Start Material for this exercise

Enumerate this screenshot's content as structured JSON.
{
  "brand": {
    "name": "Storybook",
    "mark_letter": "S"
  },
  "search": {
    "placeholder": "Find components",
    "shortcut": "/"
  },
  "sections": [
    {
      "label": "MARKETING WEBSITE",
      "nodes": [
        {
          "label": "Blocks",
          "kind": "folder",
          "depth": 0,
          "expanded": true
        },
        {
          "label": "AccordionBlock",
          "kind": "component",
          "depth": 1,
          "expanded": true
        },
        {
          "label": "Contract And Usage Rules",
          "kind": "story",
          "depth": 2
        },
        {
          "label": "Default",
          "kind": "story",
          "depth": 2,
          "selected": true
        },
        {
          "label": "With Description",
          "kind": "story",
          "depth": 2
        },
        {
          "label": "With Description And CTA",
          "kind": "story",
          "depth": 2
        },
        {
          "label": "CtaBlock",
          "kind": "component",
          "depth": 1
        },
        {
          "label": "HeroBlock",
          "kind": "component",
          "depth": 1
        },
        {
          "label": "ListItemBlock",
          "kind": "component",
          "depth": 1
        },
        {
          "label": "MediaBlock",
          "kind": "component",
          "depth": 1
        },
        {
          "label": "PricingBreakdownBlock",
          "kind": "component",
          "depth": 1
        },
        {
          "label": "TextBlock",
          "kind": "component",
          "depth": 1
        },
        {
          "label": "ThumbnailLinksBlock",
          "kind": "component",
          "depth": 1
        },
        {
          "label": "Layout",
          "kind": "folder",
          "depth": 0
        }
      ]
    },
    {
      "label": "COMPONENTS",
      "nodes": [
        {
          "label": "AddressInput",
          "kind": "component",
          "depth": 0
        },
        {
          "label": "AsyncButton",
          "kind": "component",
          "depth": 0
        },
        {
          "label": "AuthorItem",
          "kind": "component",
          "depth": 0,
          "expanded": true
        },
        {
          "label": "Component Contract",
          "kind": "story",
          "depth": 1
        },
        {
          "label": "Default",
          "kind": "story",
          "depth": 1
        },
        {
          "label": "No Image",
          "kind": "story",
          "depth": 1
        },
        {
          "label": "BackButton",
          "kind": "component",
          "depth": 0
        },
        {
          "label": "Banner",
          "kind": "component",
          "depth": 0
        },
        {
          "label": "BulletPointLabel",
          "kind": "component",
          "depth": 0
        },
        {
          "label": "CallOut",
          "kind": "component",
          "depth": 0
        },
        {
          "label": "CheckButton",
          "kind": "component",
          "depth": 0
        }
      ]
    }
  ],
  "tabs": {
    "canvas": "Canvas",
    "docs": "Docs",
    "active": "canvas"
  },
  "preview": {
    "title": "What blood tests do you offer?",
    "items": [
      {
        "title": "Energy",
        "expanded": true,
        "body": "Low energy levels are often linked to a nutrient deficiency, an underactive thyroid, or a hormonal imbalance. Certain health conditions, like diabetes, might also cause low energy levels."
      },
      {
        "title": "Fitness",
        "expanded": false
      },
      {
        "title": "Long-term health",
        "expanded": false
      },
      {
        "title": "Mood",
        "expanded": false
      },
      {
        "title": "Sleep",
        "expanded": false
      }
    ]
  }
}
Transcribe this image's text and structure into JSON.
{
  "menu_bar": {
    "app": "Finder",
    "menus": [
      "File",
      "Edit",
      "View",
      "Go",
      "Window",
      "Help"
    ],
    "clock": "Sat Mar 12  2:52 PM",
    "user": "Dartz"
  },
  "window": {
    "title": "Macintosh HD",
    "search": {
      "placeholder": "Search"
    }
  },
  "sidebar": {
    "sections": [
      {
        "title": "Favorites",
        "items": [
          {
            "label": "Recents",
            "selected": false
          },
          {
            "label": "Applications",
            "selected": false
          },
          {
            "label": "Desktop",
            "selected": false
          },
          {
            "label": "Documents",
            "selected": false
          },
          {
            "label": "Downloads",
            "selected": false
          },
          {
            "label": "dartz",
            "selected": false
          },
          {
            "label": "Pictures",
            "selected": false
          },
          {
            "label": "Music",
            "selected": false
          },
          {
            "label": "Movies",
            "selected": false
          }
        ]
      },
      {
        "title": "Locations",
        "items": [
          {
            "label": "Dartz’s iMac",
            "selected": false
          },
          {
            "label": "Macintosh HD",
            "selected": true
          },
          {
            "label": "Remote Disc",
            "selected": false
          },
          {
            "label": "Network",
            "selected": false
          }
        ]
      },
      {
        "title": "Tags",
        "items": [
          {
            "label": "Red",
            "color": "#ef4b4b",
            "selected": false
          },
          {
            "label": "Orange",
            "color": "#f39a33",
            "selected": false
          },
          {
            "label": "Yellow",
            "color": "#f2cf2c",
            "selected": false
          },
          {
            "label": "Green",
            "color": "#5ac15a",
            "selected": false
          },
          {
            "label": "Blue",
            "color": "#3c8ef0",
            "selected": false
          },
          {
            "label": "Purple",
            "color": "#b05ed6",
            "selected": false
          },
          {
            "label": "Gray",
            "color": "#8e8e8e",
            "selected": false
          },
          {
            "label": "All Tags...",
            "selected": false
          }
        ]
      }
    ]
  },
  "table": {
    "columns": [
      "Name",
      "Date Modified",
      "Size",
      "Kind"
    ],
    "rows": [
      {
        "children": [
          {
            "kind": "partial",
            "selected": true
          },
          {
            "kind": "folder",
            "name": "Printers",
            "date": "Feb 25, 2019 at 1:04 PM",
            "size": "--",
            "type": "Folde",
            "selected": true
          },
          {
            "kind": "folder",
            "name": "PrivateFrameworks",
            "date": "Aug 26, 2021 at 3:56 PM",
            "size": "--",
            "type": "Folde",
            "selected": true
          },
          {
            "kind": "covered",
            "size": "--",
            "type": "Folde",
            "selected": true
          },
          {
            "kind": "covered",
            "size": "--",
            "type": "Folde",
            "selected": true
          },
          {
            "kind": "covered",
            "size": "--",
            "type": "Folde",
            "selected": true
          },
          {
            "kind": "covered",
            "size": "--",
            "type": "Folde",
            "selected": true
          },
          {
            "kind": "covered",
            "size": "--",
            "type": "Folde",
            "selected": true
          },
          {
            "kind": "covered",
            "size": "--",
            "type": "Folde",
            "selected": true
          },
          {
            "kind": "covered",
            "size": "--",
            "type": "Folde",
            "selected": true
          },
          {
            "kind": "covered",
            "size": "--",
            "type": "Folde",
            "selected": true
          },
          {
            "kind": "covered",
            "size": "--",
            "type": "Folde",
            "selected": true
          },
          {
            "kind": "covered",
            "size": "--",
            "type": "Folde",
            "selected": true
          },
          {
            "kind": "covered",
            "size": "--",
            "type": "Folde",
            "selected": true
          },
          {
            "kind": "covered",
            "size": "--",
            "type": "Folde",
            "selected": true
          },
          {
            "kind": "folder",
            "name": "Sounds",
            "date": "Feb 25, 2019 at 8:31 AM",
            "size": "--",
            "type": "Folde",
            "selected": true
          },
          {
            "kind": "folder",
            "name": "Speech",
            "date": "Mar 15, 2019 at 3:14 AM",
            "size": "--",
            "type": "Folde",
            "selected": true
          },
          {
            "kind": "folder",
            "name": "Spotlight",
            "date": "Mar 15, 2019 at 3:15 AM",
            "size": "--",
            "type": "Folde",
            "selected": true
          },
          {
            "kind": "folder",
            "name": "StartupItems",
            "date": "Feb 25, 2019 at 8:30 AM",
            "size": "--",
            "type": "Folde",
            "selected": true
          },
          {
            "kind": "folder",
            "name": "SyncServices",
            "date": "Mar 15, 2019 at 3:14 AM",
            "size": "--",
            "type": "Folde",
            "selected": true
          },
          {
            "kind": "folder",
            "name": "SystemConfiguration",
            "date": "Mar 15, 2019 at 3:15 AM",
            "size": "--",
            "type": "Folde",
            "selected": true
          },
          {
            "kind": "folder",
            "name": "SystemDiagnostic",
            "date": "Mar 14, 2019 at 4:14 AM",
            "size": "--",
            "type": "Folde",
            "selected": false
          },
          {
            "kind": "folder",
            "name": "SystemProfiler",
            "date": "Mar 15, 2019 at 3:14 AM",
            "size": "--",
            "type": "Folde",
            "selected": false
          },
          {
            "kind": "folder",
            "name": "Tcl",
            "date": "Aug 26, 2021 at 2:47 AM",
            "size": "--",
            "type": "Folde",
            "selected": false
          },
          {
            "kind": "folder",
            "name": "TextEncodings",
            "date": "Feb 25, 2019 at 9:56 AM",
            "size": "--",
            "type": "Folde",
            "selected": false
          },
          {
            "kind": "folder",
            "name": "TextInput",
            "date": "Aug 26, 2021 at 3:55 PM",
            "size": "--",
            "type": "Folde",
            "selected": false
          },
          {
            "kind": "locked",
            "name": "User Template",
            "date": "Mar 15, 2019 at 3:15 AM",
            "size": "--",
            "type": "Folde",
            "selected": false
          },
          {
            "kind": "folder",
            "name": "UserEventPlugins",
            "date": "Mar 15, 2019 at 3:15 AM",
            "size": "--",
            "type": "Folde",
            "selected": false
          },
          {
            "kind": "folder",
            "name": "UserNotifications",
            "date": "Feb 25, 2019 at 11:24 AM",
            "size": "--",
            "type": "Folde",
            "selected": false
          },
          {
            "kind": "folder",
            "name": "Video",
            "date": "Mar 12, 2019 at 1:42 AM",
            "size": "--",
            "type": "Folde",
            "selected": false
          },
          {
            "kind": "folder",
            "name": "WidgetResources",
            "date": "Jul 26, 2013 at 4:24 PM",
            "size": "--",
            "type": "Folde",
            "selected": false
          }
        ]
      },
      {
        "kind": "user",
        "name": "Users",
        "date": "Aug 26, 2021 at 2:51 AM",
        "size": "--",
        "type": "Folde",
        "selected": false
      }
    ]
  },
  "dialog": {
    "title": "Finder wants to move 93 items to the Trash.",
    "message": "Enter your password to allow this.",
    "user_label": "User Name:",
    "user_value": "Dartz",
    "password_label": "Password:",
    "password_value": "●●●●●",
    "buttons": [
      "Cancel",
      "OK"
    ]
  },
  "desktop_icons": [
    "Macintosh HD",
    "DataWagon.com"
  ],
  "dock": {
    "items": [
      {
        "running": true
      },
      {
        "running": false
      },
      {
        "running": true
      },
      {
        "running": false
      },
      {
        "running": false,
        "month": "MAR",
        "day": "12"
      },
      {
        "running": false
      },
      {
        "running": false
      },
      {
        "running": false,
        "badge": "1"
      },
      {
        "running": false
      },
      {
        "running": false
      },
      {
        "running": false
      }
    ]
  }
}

End Material for this exercise

Extract each line from the listing that holds the word "Finder".

    "app": "Finder",
    "title": "Finder wants to move 93 items to the Trash.",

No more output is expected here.